**Dataset records:**

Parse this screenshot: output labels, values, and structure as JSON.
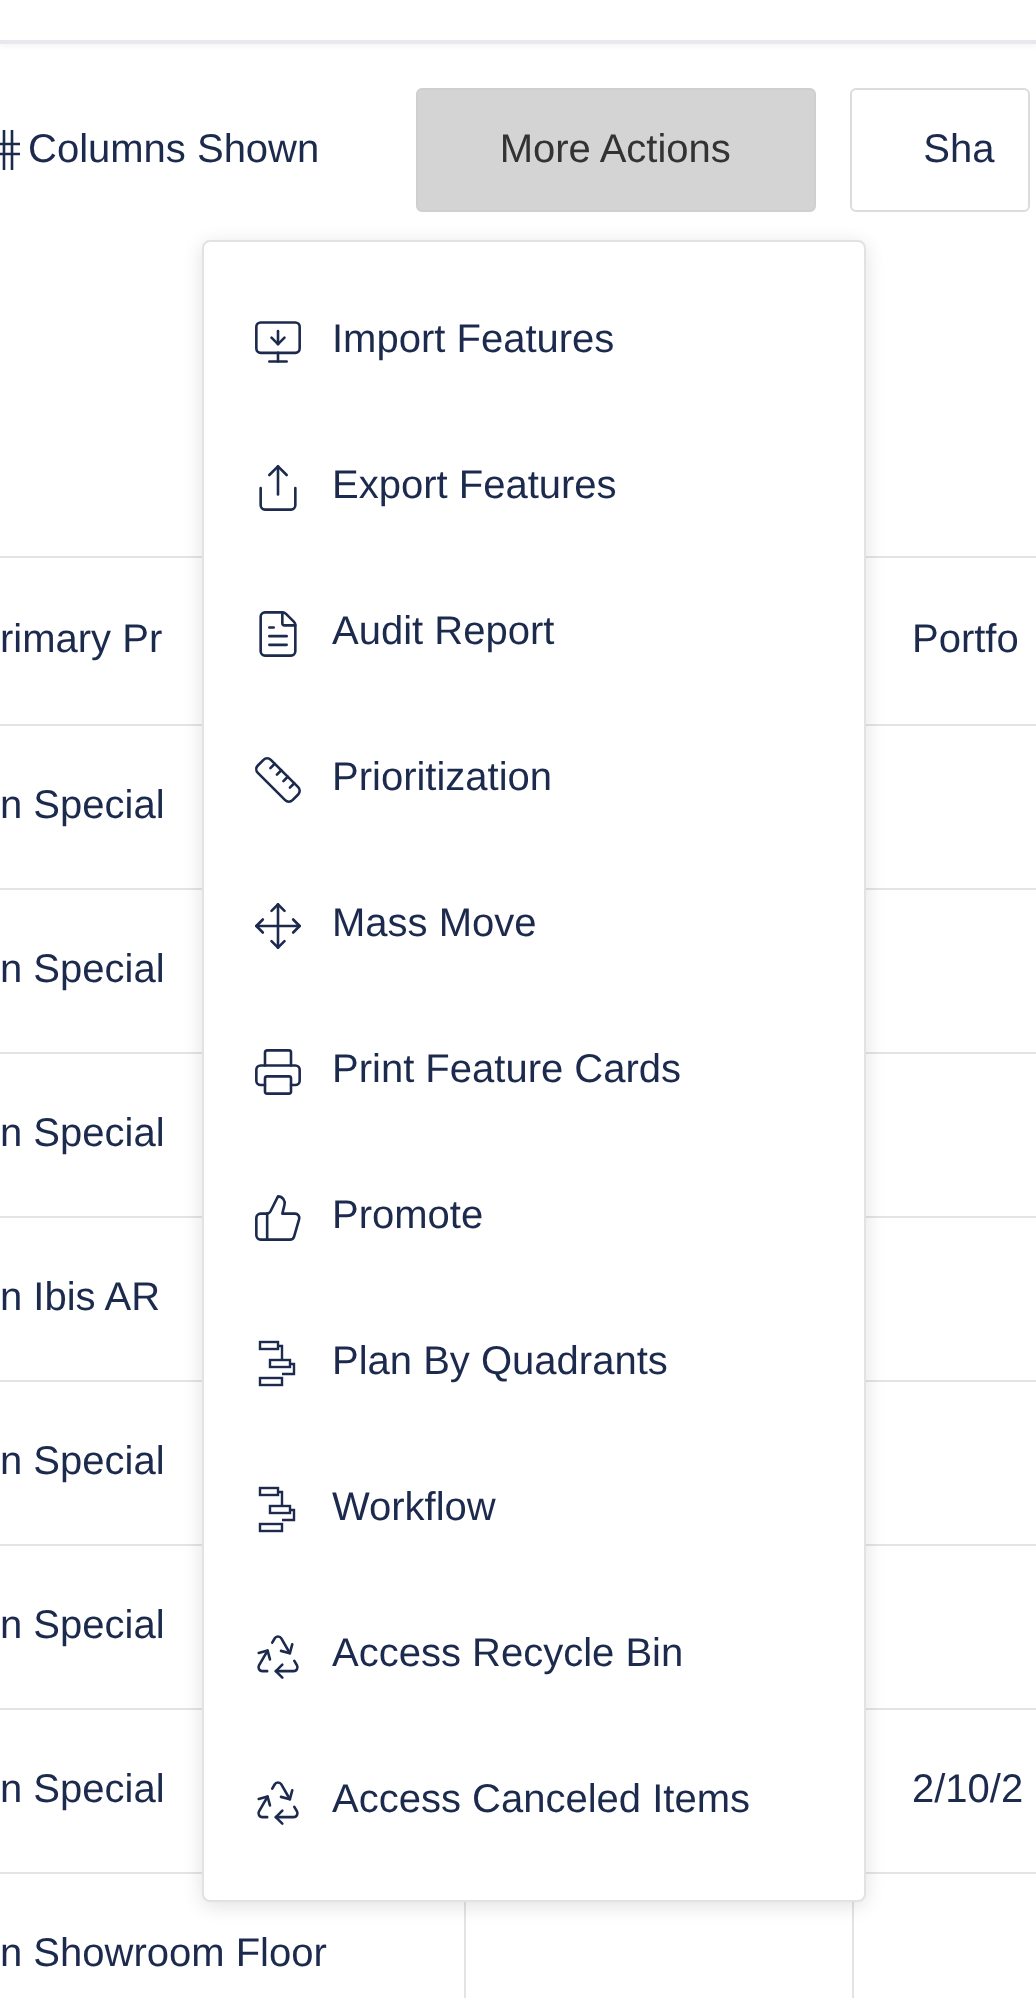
{
  "toolbar": {
    "columns_label": "Columns Shown",
    "buttons": [
      {
        "label": "More Actions",
        "selected": true
      },
      {
        "label": "Sha",
        "selected": false
      }
    ]
  },
  "table": {
    "header": {
      "column_1": "rimary Pr",
      "column_3": "Portfo"
    },
    "rows": [
      {
        "column_1": "n Special"
      },
      {
        "column_1": "n Special"
      },
      {
        "column_1": "n Special"
      },
      {
        "column_1": "n Ibis AR"
      },
      {
        "column_1": "n Special"
      },
      {
        "column_1": "n Special"
      },
      {
        "column_1": "n Special",
        "column_3": "2/10/2"
      },
      {
        "column_1": "n Showroom Floor"
      }
    ]
  },
  "menu": [
    {
      "kind": "import",
      "label": "Import Features"
    },
    {
      "kind": "export",
      "label": "Export Features"
    },
    {
      "kind": "audit",
      "label": "Audit Report"
    },
    {
      "kind": "ruler",
      "label": "Prioritization"
    },
    {
      "kind": "move",
      "label": "Mass Move"
    },
    {
      "kind": "print",
      "label": "Print Feature Cards"
    },
    {
      "kind": "promote",
      "label": "Promote"
    },
    {
      "kind": "steps",
      "label": "Plan By Quadrants"
    },
    {
      "kind": "steps",
      "label": "Workflow"
    },
    {
      "kind": "recycle",
      "label": "Access Recycle Bin"
    },
    {
      "kind": "recycle",
      "label": "Access Canceled Items"
    }
  ]
}
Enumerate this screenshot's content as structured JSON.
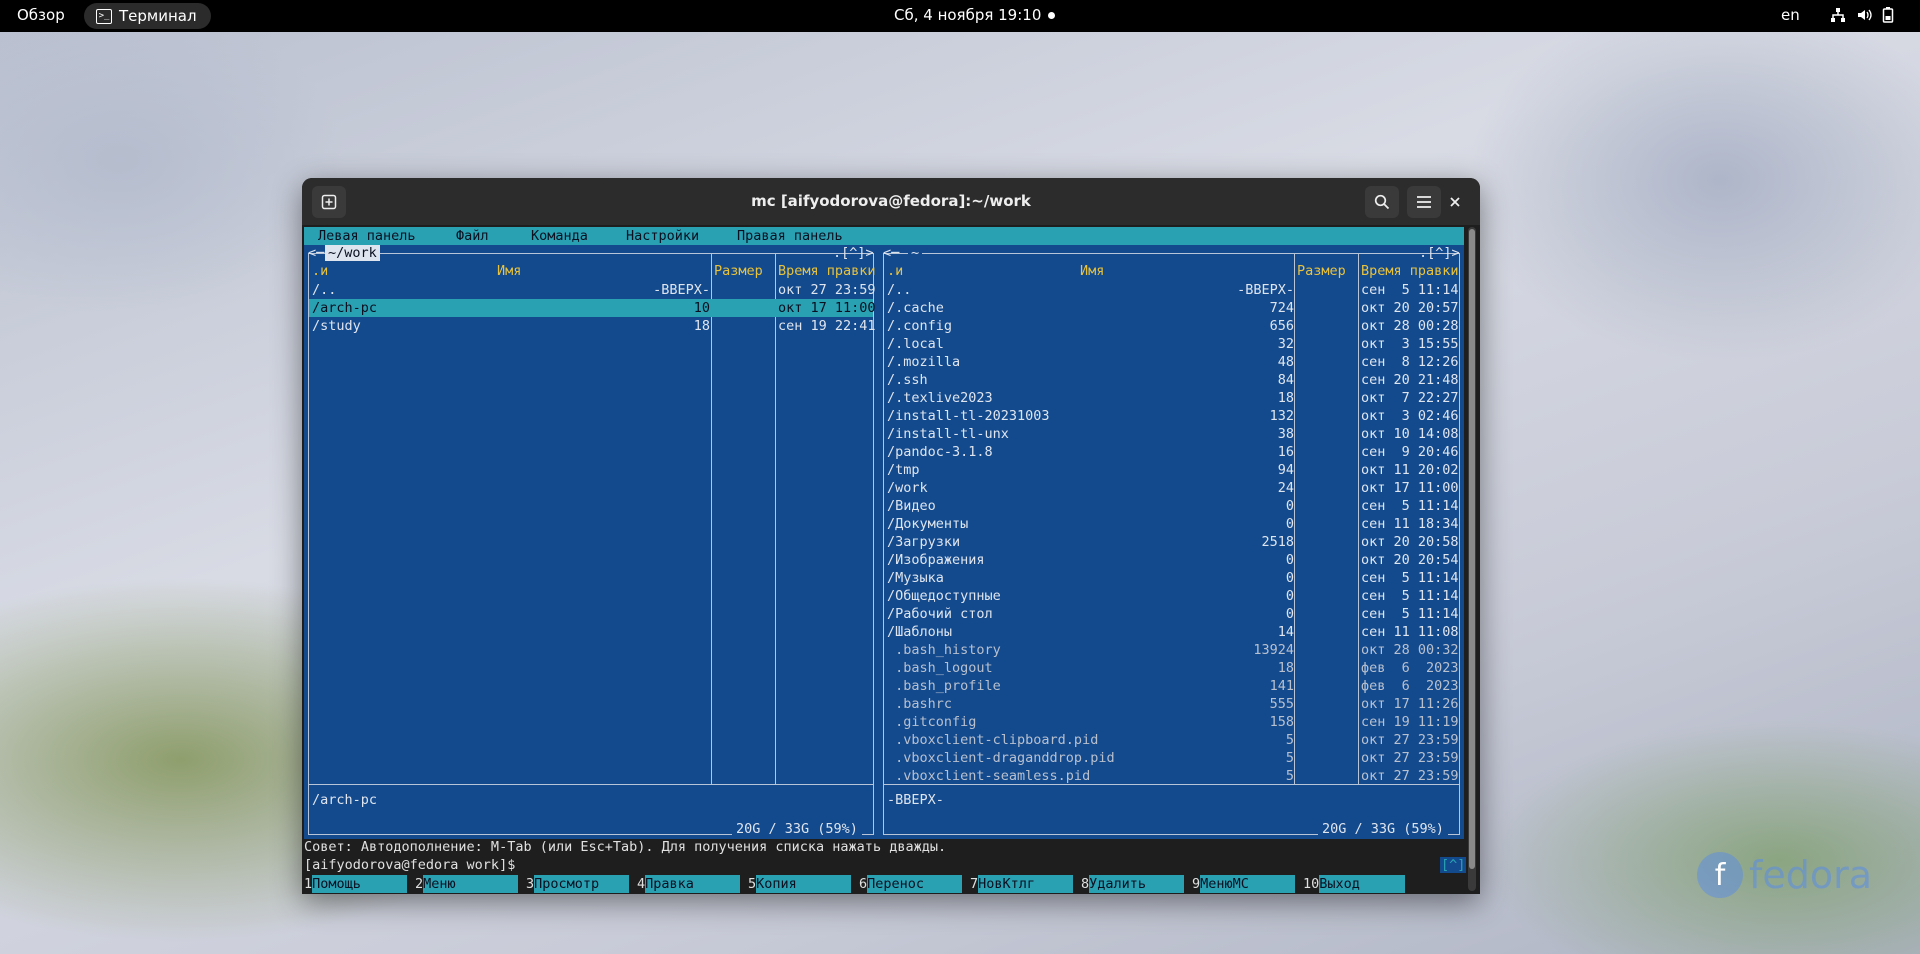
{
  "topbar": {
    "overview": "Обзор",
    "app_name": "Терминал",
    "clock": "Сб, 4 ноября  19:10",
    "lang": "en"
  },
  "window": {
    "title": "mc [aifyodorova@fedora]:~/work"
  },
  "mc": {
    "menu": [
      "Левая панель",
      "Файл",
      "Команда",
      "Настройки",
      "Правая панель"
    ],
    "left": {
      "path": "~/work",
      "corner": ".[^]>",
      "col_n": ".и",
      "col_name": "Имя",
      "col_size": "Размер",
      "col_time": "Время правки",
      "rows": [
        {
          "name": "/..",
          "size": "-ВВЕРХ-",
          "time": "окт 27 23:59"
        },
        {
          "name": "/arch-pc",
          "size": "10",
          "time": "окт 17 11:00"
        },
        {
          "name": "/study",
          "size": "18",
          "time": "сен 19 22:41"
        }
      ],
      "mini": "/arch-pc",
      "disk": "20G / 33G (59%)"
    },
    "right": {
      "path": "~",
      "corner": ".[^]>",
      "col_n": ".и",
      "col_name": "Имя",
      "col_size": "Размер",
      "col_time": "Время правки",
      "rows": [
        {
          "name": "/..",
          "size": "-ВВЕРХ-",
          "time": "сен  5 11:14"
        },
        {
          "name": "/.cache",
          "size": "724",
          "time": "окт 20 20:57"
        },
        {
          "name": "/.config",
          "size": "656",
          "time": "окт 28 00:28"
        },
        {
          "name": "/.local",
          "size": "32",
          "time": "окт  3 15:55"
        },
        {
          "name": "/.mozilla",
          "size": "48",
          "time": "сен  8 12:26"
        },
        {
          "name": "/.ssh",
          "size": "84",
          "time": "сен 20 21:48"
        },
        {
          "name": "/.texlive2023",
          "size": "18",
          "time": "окт  7 22:27"
        },
        {
          "name": "/install-tl-20231003",
          "size": "132",
          "time": "окт  3 02:46"
        },
        {
          "name": "/install-tl-unx",
          "size": "38",
          "time": "окт 10 14:08"
        },
        {
          "name": "/pandoc-3.1.8",
          "size": "16",
          "time": "сен  9 20:46"
        },
        {
          "name": "/tmp",
          "size": "94",
          "time": "окт 11 20:02"
        },
        {
          "name": "/work",
          "size": "24",
          "time": "окт 17 11:00"
        },
        {
          "name": "/Видео",
          "size": "0",
          "time": "сен  5 11:14"
        },
        {
          "name": "/Документы",
          "size": "0",
          "time": "сен 11 18:34"
        },
        {
          "name": "/Загрузки",
          "size": "2518",
          "time": "окт 20 20:58"
        },
        {
          "name": "/Изображения",
          "size": "0",
          "time": "окт 20 20:54"
        },
        {
          "name": "/Музыка",
          "size": "0",
          "time": "сен  5 11:14"
        },
        {
          "name": "/Общедоступные",
          "size": "0",
          "time": "сен  5 11:14"
        },
        {
          "name": "/Рабочий стол",
          "size": "0",
          "time": "сен  5 11:14"
        },
        {
          "name": "/Шаблоны",
          "size": "14",
          "time": "сен 11 11:08"
        },
        {
          "name": " .bash_history",
          "size": "13924",
          "time": "окт 28 00:32"
        },
        {
          "name": " .bash_logout",
          "size": "18",
          "time": "фев  6  2023"
        },
        {
          "name": " .bash_profile",
          "size": "141",
          "time": "фев  6  2023"
        },
        {
          "name": " .bashrc",
          "size": "555",
          "time": "окт 17 11:26"
        },
        {
          "name": " .gitconfig",
          "size": "158",
          "time": "сен 19 11:19"
        },
        {
          "name": " .vboxclient-clipboard.pid",
          "size": "5",
          "time": "окт 27 23:59"
        },
        {
          "name": " .vboxclient-draganddrop.pid",
          "size": "5",
          "time": "окт 27 23:59"
        },
        {
          "name": " .vboxclient-seamless.pid",
          "size": "5",
          "time": "окт 27 23:59"
        }
      ],
      "mini": "-ВВЕРХ-",
      "disk": "20G / 33G (59%)"
    },
    "hint": "Совет: Автодополнение: M-Tab (или Esc+Tab). Для получения списка нажать дважды.",
    "prompt": "[aifyodorova@fedora work]$",
    "caret": "[^]",
    "fkeys": [
      {
        "num": "1",
        "label": "Помощь"
      },
      {
        "num": "2",
        "label": "Меню"
      },
      {
        "num": "3",
        "label": "Просмотр"
      },
      {
        "num": "4",
        "label": "Правка"
      },
      {
        "num": "5",
        "label": "Копия"
      },
      {
        "num": "6",
        "label": "Перенос"
      },
      {
        "num": "7",
        "label": "НовКтлг"
      },
      {
        "num": "8",
        "label": "Удалить"
      },
      {
        "num": "9",
        "label": "МенюМС"
      },
      {
        "num": "10",
        "label": "Выход"
      }
    ]
  },
  "watermark": {
    "text": "fedora",
    "icon": "fedora-logo-icon"
  }
}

**What this task involves:** Each line of the material above either contains the word "Features" or does not; state how many do, and nothing else.

**Result of the task:** 2